Start of Exercise inputs

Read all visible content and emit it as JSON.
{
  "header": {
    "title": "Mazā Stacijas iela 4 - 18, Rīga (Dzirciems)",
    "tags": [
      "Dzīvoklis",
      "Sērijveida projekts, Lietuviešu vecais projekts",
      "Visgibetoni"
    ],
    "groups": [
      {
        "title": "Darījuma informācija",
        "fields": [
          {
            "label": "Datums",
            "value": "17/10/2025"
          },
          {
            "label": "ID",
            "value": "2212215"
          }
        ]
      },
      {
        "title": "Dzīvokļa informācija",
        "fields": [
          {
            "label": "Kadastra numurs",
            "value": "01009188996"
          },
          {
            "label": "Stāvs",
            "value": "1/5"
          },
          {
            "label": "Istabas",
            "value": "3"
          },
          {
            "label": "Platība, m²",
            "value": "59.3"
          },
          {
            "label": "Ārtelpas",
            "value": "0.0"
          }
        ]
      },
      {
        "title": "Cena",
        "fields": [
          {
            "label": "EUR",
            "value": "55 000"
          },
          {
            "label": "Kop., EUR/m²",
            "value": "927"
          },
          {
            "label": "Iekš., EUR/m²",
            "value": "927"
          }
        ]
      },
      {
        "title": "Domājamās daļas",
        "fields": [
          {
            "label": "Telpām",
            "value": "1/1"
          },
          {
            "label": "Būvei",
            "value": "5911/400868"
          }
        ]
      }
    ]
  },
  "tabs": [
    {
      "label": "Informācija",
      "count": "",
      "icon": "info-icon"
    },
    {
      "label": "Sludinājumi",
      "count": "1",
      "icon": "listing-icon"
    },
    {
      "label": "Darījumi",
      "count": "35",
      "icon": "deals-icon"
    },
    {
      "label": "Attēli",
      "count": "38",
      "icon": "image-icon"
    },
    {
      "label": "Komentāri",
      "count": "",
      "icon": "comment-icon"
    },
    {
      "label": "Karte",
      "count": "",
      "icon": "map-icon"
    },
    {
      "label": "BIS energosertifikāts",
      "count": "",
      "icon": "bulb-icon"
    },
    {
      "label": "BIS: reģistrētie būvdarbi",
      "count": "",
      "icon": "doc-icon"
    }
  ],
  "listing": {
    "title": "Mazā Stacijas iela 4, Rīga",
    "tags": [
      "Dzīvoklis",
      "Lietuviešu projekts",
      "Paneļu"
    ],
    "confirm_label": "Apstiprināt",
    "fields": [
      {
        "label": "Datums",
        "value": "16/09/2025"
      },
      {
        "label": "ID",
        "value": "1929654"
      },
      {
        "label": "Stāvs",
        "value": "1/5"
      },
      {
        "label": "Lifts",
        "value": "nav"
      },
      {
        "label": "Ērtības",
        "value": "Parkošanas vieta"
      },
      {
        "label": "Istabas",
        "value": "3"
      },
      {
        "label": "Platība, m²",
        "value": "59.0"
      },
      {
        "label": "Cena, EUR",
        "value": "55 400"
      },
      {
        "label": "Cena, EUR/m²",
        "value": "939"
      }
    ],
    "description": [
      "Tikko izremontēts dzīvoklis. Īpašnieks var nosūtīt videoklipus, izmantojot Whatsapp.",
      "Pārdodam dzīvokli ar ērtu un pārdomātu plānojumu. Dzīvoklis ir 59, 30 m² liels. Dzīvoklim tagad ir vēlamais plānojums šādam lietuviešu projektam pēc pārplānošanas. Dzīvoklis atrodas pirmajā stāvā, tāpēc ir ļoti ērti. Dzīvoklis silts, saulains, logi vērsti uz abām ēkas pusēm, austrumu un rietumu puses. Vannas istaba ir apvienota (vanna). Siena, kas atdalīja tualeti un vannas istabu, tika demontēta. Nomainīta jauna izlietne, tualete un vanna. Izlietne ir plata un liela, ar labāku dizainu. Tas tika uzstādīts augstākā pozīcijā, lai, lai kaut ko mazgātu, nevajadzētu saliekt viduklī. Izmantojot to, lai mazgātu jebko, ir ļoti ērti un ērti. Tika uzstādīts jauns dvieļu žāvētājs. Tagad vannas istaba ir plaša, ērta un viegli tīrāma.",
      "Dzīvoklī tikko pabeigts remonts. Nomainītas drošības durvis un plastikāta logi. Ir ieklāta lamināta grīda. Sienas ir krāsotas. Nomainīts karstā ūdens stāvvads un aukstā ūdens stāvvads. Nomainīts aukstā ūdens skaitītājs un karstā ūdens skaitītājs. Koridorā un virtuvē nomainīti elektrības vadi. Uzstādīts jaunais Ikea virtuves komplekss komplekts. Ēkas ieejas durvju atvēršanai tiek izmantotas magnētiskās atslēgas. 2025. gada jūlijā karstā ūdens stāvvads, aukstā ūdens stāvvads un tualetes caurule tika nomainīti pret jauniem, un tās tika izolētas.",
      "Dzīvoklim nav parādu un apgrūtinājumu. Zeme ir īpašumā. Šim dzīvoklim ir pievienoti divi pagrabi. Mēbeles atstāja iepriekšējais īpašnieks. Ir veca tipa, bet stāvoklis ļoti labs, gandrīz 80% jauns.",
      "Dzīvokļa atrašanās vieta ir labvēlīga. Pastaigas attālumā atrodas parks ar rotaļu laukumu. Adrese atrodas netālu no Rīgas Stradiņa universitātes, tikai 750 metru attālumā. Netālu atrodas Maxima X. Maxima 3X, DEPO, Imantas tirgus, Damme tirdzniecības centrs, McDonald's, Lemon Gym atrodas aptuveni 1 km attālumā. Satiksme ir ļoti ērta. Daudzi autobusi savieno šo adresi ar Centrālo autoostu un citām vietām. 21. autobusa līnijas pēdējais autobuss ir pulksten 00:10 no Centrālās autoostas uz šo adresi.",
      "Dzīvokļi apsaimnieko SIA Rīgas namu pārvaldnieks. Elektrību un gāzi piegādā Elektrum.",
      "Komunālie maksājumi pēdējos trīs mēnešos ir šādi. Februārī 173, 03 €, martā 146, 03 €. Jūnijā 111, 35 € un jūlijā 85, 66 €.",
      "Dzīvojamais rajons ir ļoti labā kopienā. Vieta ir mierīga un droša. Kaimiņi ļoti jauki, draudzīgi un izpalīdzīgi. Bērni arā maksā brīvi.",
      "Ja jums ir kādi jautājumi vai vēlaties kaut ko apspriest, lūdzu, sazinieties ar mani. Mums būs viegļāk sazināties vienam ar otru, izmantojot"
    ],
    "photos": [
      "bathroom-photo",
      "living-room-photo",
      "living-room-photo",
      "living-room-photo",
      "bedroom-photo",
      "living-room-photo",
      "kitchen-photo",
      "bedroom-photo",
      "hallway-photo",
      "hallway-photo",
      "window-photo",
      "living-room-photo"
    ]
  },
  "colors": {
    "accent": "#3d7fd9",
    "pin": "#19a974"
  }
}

End of Exercise inputs

What the task asks – Retype all the material above precisely, with no line left out.

Complete output –
Read all visible content and emit it as JSON.
{
  "header": {
    "title": "Mazā Stacijas iela 4 - 18, Rīga (Dzirciems)",
    "tags": [
      "Dzīvoklis",
      "Sērijveida projekts, Lietuviešu vecais projekts",
      "Visgibetoni"
    ],
    "groups": [
      {
        "title": "Darījuma informācija",
        "fields": [
          {
            "label": "Datums",
            "value": "17/10/2025"
          },
          {
            "label": "ID",
            "value": "2212215"
          }
        ]
      },
      {
        "title": "Dzīvokļa informācija",
        "fields": [
          {
            "label": "Kadastra numurs",
            "value": "01009188996"
          },
          {
            "label": "Stāvs",
            "value": "1/5"
          },
          {
            "label": "Istabas",
            "value": "3"
          },
          {
            "label": "Platība, m²",
            "value": "59.3"
          },
          {
            "label": "Ārtelpas",
            "value": "0.0"
          }
        ]
      },
      {
        "title": "Cena",
        "fields": [
          {
            "label": "EUR",
            "value": "55 000"
          },
          {
            "label": "Kop., EUR/m²",
            "value": "927"
          },
          {
            "label": "Iekš., EUR/m²",
            "value": "927"
          }
        ]
      },
      {
        "title": "Domājamās daļas",
        "fields": [
          {
            "label": "Telpām",
            "value": "1/1"
          },
          {
            "label": "Būvei",
            "value": "5911/400868"
          }
        ]
      }
    ]
  },
  "tabs": [
    {
      "label": "Informācija",
      "count": "",
      "icon": "info-icon"
    },
    {
      "label": "Sludinājumi",
      "count": "1",
      "icon": "listing-icon"
    },
    {
      "label": "Darījumi",
      "count": "35",
      "icon": "deals-icon"
    },
    {
      "label": "Attēli",
      "count": "38",
      "icon": "image-icon"
    },
    {
      "label": "Komentāri",
      "count": "",
      "icon": "comment-icon"
    },
    {
      "label": "Karte",
      "count": "",
      "icon": "map-icon"
    },
    {
      "label": "BIS energosertifikāts",
      "count": "",
      "icon": "bulb-icon"
    },
    {
      "label": "BIS: reģistrētie būvdarbi",
      "count": "",
      "icon": "doc-icon"
    }
  ],
  "listing": {
    "title": "Mazā Stacijas iela 4, Rīga",
    "tags": [
      "Dzīvoklis",
      "Lietuviešu projekts",
      "Paneļu"
    ],
    "confirm_label": "Apstiprināt",
    "fields": [
      {
        "label": "Datums",
        "value": "16/09/2025"
      },
      {
        "label": "ID",
        "value": "1929654"
      },
      {
        "label": "Stāvs",
        "value": "1/5"
      },
      {
        "label": "Lifts",
        "value": "nav"
      },
      {
        "label": "Ērtības",
        "value": "Parkošanas vieta"
      },
      {
        "label": "Istabas",
        "value": "3"
      },
      {
        "label": "Platība, m²",
        "value": "59.0"
      },
      {
        "label": "Cena, EUR",
        "value": "55 400"
      },
      {
        "label": "Cena, EUR/m²",
        "value": "939"
      }
    ],
    "description": [
      "Tikko izremontēts dzīvoklis. Īpašnieks var nosūtīt videoklipus, izmantojot Whatsapp.",
      "Pārdodam dzīvokli ar ērtu un pārdomātu plānojumu. Dzīvoklis ir 59, 30 m² liels. Dzīvoklim tagad ir vēlamais plānojums šādam lietuviešu projektam pēc pārplānošanas. Dzīvoklis atrodas pirmajā stāvā, tāpēc ir ļoti ērti. Dzīvoklis silts, saulains, logi vērsti uz abām ēkas pusēm, austrumu un rietumu puses. Vannas istaba ir apvienota (vanna). Siena, kas atdalīja tualeti un vannas istabu, tika demontēta. Nomainīta jauna izlietne, tualete un vanna. Izlietne ir plata un liela, ar labāku dizainu. Tas tika uzstādīts augstākā pozīcijā, lai, lai kaut ko mazgātu, nevajadzētu saliekt viduklī. Izmantojot to, lai mazgātu jebko, ir ļoti ērti un ērti. Tika uzstādīts jauns dvieļu žāvētājs. Tagad vannas istaba ir plaša, ērta un viegli tīrāma.",
      "Dzīvoklī tikko pabeigts remonts. Nomainītas drošības durvis un plastikāta logi. Ir ieklāta lamināta grīda. Sienas ir krāsotas. Nomainīts karstā ūdens stāvvads un aukstā ūdens stāvvads. Nomainīts aukstā ūdens skaitītājs un karstā ūdens skaitītājs. Koridorā un virtuvē nomainīti elektrības vadi. Uzstādīts jaunais Ikea virtuves komplekss komplekts. Ēkas ieejas durvju atvēršanai tiek izmantotas magnētiskās atslēgas. 2025. gada jūlijā karstā ūdens stāvvads, aukstā ūdens stāvvads un tualetes caurule tika nomainīti pret jauniem, un tās tika izolētas.",
      "Dzīvoklim nav parādu un apgrūtinājumu. Zeme ir īpašumā. Šim dzīvoklim ir pievienoti divi pagrabi. Mēbeles atstāja iepriekšējais īpašnieks. Ir veca tipa, bet stāvoklis ļoti labs, gandrīz 80% jauns.",
      "Dzīvokļa atrašanās vieta ir labvēlīga. Pastaigas attālumā atrodas parks ar rotaļu laukumu. Adrese atrodas netālu no Rīgas Stradiņa universitātes, tikai 750 metru attālumā. Netālu atrodas Maxima X. Maxima 3X, DEPO, Imantas tirgus, Damme tirdzniecības centrs, McDonald's, Lemon Gym atrodas aptuveni 1 km attālumā. Satiksme ir ļoti ērta. Daudzi autobusi savieno šo adresi ar Centrālo autoostu un citām vietām. 21. autobusa līnijas pēdējais autobuss ir pulksten 00:10 no Centrālās autoostas uz šo adresi.",
      "Dzīvokļi apsaimnieko SIA Rīgas namu pārvaldnieks. Elektrību un gāzi piegādā Elektrum.",
      "Komunālie maksājumi pēdējos trīs mēnešos ir šādi. Februārī 173, 03 €, martā 146, 03 €. Jūnijā 111, 35 € un jūlijā 85, 66 €.",
      "Dzīvojamais rajons ir ļoti labā kopienā. Vieta ir mierīga un droša. Kaimiņi ļoti jauki, draudzīgi un izpalīdzīgi. Bērni arā maksā brīvi.",
      "Ja jums ir kādi jautājumi vai vēlaties kaut ko apspriest, lūdzu, sazinieties ar mani. Mums būs viegļāk sazināties vienam ar otru, izmantojot"
    ],
    "photos": [
      "bathroom-photo",
      "living-room-photo",
      "living-room-photo",
      "living-room-photo",
      "bedroom-photo",
      "living-room-photo",
      "kitchen-photo",
      "bedroom-photo",
      "hallway-photo",
      "hallway-photo",
      "window-photo",
      "living-room-photo"
    ]
  },
  "colors": {
    "accent": "#3d7fd9",
    "pin": "#19a974"
  }
}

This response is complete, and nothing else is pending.